Show every line where "image" occurs.

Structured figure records

--- start ---

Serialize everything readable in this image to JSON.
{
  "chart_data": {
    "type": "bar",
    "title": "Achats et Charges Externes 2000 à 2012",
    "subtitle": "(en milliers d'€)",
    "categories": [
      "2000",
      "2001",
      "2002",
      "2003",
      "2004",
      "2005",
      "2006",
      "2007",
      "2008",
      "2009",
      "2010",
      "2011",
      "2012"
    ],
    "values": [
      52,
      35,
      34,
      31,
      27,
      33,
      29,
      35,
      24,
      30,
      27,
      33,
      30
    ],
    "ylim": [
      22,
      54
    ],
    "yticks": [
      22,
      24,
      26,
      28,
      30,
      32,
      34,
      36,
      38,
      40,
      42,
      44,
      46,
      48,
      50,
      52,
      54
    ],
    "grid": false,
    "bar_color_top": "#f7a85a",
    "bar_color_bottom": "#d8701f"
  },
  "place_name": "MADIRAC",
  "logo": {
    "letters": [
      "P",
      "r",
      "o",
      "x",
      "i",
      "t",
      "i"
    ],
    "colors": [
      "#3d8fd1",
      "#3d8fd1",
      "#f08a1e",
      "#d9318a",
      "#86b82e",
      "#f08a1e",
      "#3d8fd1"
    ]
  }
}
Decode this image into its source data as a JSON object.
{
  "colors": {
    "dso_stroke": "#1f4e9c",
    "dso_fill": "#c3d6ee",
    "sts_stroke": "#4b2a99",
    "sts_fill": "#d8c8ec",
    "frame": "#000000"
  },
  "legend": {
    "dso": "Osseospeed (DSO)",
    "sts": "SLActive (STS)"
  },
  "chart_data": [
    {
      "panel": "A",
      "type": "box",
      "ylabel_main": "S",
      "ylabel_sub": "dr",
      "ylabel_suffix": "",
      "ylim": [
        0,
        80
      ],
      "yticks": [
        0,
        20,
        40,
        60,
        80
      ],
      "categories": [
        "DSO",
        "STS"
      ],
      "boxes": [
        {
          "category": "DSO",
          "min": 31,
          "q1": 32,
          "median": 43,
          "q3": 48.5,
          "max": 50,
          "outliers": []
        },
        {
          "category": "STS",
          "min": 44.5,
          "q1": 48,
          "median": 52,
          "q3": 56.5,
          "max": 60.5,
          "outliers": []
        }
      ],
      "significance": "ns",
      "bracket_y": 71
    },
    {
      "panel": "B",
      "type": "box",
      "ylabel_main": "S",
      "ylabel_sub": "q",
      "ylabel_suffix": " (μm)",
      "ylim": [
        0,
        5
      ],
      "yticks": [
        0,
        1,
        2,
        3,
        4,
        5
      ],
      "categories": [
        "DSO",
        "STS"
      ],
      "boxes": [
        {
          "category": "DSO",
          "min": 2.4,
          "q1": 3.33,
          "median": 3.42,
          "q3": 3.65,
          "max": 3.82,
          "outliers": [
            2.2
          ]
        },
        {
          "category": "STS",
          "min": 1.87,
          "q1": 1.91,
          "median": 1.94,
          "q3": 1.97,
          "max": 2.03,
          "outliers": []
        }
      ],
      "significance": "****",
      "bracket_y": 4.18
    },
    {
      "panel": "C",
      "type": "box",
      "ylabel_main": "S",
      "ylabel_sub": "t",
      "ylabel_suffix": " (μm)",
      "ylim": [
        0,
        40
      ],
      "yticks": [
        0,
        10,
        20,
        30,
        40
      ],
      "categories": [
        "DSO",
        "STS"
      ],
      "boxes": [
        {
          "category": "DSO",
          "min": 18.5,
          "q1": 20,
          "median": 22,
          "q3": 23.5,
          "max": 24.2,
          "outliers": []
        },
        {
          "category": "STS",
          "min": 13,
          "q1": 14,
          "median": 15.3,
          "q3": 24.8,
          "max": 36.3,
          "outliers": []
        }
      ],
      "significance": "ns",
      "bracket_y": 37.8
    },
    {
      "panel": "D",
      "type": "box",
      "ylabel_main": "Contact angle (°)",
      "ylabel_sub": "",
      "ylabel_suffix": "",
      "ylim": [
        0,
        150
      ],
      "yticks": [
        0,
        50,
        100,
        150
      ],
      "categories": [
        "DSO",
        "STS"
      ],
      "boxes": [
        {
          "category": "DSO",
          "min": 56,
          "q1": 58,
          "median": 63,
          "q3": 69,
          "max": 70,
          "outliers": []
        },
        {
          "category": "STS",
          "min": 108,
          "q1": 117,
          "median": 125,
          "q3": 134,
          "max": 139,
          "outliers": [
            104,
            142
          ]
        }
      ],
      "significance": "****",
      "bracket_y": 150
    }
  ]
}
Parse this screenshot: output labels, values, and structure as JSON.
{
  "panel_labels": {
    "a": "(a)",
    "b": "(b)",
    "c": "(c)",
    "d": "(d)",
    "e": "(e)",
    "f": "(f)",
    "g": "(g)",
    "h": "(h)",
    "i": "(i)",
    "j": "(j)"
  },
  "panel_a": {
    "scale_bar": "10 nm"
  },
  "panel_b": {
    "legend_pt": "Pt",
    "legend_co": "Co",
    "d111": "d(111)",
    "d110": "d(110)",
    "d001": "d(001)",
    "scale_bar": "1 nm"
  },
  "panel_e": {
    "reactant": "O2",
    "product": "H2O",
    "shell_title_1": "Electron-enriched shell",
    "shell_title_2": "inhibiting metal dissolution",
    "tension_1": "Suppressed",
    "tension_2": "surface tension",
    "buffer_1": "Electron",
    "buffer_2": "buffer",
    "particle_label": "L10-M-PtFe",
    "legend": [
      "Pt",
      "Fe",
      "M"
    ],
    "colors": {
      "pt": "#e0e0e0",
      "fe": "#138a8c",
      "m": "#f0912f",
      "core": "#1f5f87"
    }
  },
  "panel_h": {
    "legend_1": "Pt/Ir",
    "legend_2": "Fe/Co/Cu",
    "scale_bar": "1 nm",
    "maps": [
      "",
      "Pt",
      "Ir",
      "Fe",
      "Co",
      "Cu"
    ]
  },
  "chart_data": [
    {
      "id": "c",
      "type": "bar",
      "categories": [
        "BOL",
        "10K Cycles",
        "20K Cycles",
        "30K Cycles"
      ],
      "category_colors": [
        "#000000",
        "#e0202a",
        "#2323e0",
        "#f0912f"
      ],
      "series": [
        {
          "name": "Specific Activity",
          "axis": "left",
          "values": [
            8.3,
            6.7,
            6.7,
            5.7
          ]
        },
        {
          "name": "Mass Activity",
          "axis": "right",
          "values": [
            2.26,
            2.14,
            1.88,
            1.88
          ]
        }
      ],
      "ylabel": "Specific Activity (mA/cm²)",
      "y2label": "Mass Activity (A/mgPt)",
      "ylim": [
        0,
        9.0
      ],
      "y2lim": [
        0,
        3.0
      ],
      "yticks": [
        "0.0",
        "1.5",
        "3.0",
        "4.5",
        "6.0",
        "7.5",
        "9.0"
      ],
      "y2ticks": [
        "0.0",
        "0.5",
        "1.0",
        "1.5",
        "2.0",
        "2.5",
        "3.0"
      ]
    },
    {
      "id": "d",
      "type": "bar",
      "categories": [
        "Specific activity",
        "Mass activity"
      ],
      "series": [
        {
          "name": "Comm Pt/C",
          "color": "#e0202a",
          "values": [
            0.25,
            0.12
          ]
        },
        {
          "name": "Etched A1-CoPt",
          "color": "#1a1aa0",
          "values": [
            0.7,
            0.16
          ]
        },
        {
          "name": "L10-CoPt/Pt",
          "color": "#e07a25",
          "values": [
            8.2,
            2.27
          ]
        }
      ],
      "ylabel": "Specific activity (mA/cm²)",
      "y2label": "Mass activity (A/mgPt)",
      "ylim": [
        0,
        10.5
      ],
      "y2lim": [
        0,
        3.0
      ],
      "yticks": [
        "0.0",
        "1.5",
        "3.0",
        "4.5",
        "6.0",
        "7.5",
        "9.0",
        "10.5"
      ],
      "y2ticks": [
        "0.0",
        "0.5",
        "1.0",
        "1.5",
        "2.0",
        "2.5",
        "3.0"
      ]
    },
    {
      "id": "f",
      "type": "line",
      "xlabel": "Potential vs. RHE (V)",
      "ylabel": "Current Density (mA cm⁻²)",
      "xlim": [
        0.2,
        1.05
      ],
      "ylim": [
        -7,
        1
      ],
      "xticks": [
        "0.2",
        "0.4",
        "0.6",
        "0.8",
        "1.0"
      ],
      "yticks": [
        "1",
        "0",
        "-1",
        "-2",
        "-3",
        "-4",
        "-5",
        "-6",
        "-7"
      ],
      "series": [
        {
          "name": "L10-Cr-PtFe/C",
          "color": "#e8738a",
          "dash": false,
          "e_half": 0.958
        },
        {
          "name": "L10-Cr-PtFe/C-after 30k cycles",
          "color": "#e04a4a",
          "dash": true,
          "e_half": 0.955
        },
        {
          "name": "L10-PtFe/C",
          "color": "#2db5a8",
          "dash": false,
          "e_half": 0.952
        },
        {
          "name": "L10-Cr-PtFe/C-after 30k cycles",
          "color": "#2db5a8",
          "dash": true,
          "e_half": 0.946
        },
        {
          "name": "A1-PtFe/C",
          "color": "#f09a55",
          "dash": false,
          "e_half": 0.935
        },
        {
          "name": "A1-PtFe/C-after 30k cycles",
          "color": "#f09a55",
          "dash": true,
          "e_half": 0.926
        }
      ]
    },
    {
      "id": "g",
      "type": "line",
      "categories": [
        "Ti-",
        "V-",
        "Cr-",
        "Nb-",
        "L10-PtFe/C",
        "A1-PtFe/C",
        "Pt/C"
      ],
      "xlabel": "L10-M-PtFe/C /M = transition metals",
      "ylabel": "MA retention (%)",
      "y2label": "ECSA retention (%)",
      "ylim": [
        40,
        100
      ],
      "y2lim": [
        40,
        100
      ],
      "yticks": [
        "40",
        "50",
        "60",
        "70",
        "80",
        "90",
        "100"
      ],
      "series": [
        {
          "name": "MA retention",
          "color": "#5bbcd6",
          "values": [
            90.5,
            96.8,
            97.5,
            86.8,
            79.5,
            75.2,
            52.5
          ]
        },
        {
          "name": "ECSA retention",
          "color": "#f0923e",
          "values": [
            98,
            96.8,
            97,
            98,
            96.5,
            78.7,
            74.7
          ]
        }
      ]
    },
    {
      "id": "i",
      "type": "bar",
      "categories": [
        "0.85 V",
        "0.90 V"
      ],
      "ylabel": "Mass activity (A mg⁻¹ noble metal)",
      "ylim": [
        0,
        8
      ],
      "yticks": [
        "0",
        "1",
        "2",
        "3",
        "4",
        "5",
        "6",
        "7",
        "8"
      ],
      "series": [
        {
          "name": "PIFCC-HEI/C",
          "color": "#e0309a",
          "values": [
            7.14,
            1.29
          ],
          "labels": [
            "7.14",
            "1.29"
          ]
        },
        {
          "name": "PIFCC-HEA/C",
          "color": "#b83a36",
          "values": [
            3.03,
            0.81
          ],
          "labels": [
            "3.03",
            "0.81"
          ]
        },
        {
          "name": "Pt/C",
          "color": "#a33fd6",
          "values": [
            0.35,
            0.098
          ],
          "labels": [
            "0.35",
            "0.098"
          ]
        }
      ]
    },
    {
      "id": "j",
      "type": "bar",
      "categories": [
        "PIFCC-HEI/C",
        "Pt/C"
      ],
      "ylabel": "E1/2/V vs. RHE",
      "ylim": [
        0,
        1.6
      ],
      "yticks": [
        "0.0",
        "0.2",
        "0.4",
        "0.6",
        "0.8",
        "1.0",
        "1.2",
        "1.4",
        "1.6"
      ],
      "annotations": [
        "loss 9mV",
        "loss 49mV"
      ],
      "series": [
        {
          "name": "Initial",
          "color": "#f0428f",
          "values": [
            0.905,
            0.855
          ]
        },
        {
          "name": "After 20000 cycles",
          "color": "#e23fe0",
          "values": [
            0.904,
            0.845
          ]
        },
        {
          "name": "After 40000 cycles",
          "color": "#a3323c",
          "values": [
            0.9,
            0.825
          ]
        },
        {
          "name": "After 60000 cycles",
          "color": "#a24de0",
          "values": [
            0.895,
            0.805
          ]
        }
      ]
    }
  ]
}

--- end ---

== Answer to the task ==
Serialize everything readable in this image to JSON.
Decode this image into its source data as a JSON object.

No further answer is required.